**Task details:** Leave out the pictures and copy everything else below exactly.

Saved entries
— Start —
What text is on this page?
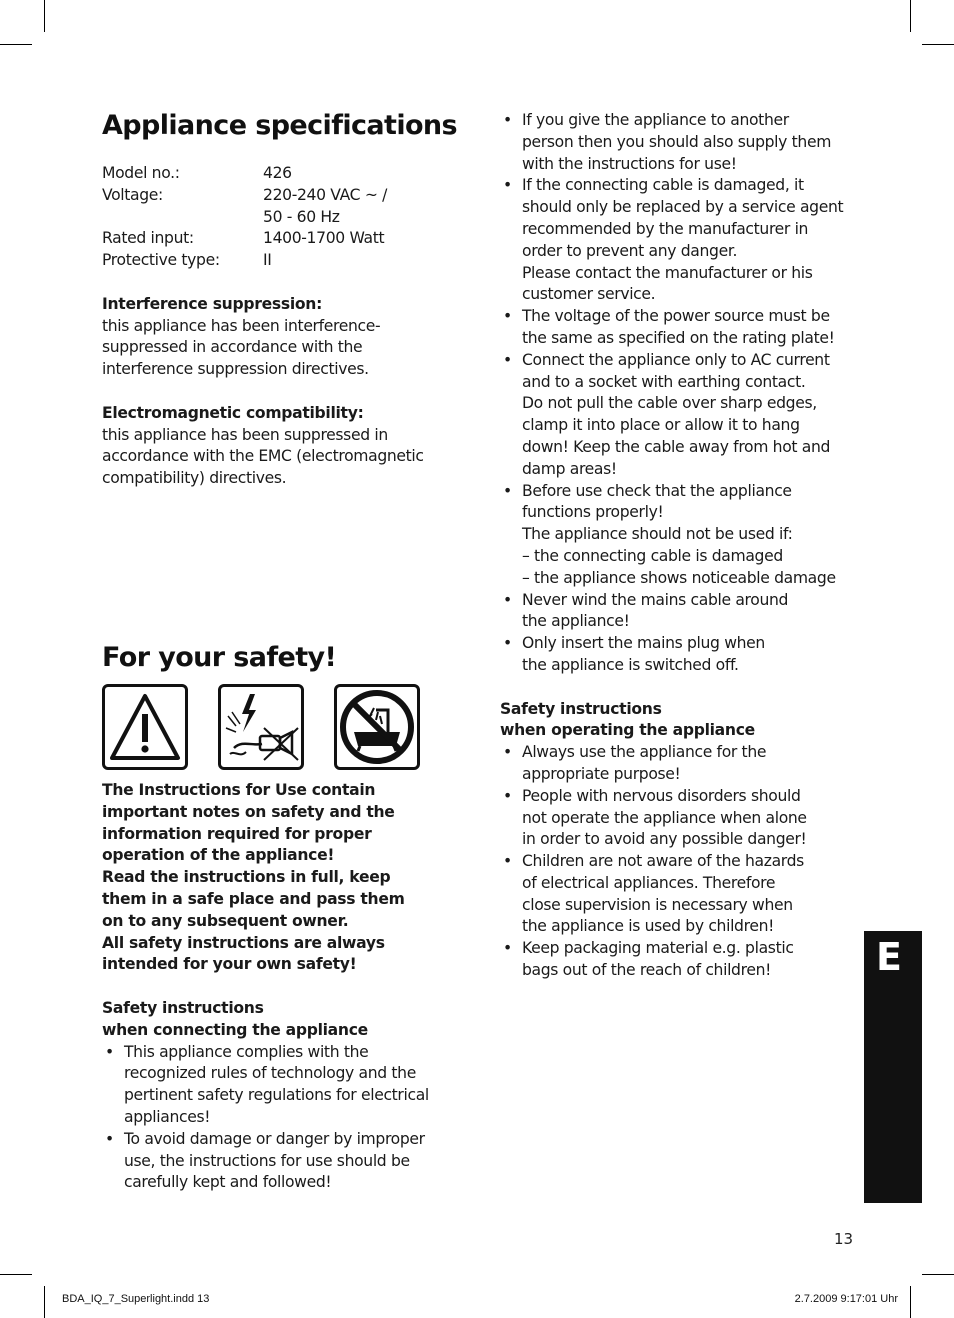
Appliance specifications
Model no.:	426
Voltage:	220-240 VAC ~ /
50 - 60 Hz
Rated input:	1400-1700 Watt
Protective type:	II
Interference suppression:
this appliance has been interference-
suppressed in accordance with the
interference suppression directives.
Electromagnetic compatibility:
this appliance has been suppressed in
accordance with the EMC (electromagnetic
compatibility) directives.
For your safety!
The Instructions for Use contain
important notes on safety and the
information required for proper
operation of the appliance!
Read the instructions in full, keep
them in a safe place and pass them
on to any subsequent owner.
All safety instructions are always
intended for your own safety!
Safety instructions
when connecting the appliance
• This appliance complies with the
recognized rules of technology and the
pertinent safety regulations for electrical
appliances!
• To avoid damage or danger by improper
use, the instructions for use should be
carefully kept and followed!
• If you give the appliance to another
person then you should also supply them
with the instructions for use!
• If the connecting cable is damaged, it
should only be replaced by a service agent
recommended by the manufacturer in
order to prevent any danger.
Please contact the manufacturer or his
customer service.
• The voltage of the power source must be
the same as specified on the rating plate!
• Connect the appliance only to AC current
and to a socket with earthing contact.
Do not pull the cable over sharp edges,
clamp it into place or allow it to hang
down! Keep the cable away from hot and
damp areas!
• Before use check that the appliance
functions properly!
The appliance should not be used if:
– the connecting cable is damaged
– the appliance shows noticeable damage
• Never wind the mains cable around
the appliance!
• Only insert the mains plug when
the appliance is switched off.
Safety instructions
when operating the appliance
• Always use the appliance for the
appropriate purpose!
• People with nervous disorders should
not operate the appliance when alone
in order to avoid any possible danger!
• Children are not aware of the hazards
of electrical appliances. Therefore
close supervision is necessary when
the appliance is used by children!
• Keep packaging material e.g. plastic
bags out of the reach of children!	E
13
BDA_IQ_7_Superlight.indd 13	2.7.2009 9:17:01 Uhr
— End —
**Right answer:**
What text is on this page?
Appliance specifications
Model no.:	426
Voltage:	220-240 VAC ~ /
50 - 60 Hz
Rated input:	1400-1700 Watt
Protective type:	II
Interference suppression:
this appliance has been interference-
suppressed in accordance with the
interference suppression directives.
Electromagnetic compatibility:
this appliance has been suppressed in
accordance with the EMC (electromagnetic
compatibility) directives.
For your safety!
The Instructions for Use contain
important notes on safety and the
information required for proper
operation of the appliance!
Read the instructions in full, keep
them in a safe place and pass them
on to any subsequent owner.
All safety instructions are always
intended for your own safety!
Safety instructions
when connecting the appliance
• This appliance complies with the
recognized rules of technology and the
pertinent safety regulations for electrical
appliances!
• To avoid damage or danger by improper
use, the instructions for use should be
carefully kept and followed!
• If you give the appliance to another
person then you should also supply them
with the instructions for use!
• If the connecting cable is damaged, it
should only be replaced by a service agent
recommended by the manufacturer in
order to prevent any danger.
Please contact the manufacturer or his
customer service.
• The voltage of the power source must be
the same as specified on the rating plate!
• Connect the appliance only to AC current
and to a socket with earthing contact.
Do not pull the cable over sharp edges,
clamp it into place or allow it to hang
down! Keep the cable away from hot and
damp areas!
• Before use check that the appliance
functions properly!
The appliance should not be used if:
– the connecting cable is damaged
– the appliance shows noticeable damage
• Never wind the mains cable around
the appliance!
• Only insert the mains plug when
the appliance is switched off.
Safety instructions
when operating the appliance
• Always use the appliance for the
appropriate purpose!
• People with nervous disorders should
not operate the appliance when alone
in order to avoid any possible danger!
• Children are not aware of the hazards
of electrical appliances. Therefore
close supervision is necessary when
the appliance is used by children!
• Keep packaging material e.g. plastic
bags out of the reach of children!	E
13
BDA_IQ_7_Superlight.indd 13	2.7.2009 9:17:01 Uhr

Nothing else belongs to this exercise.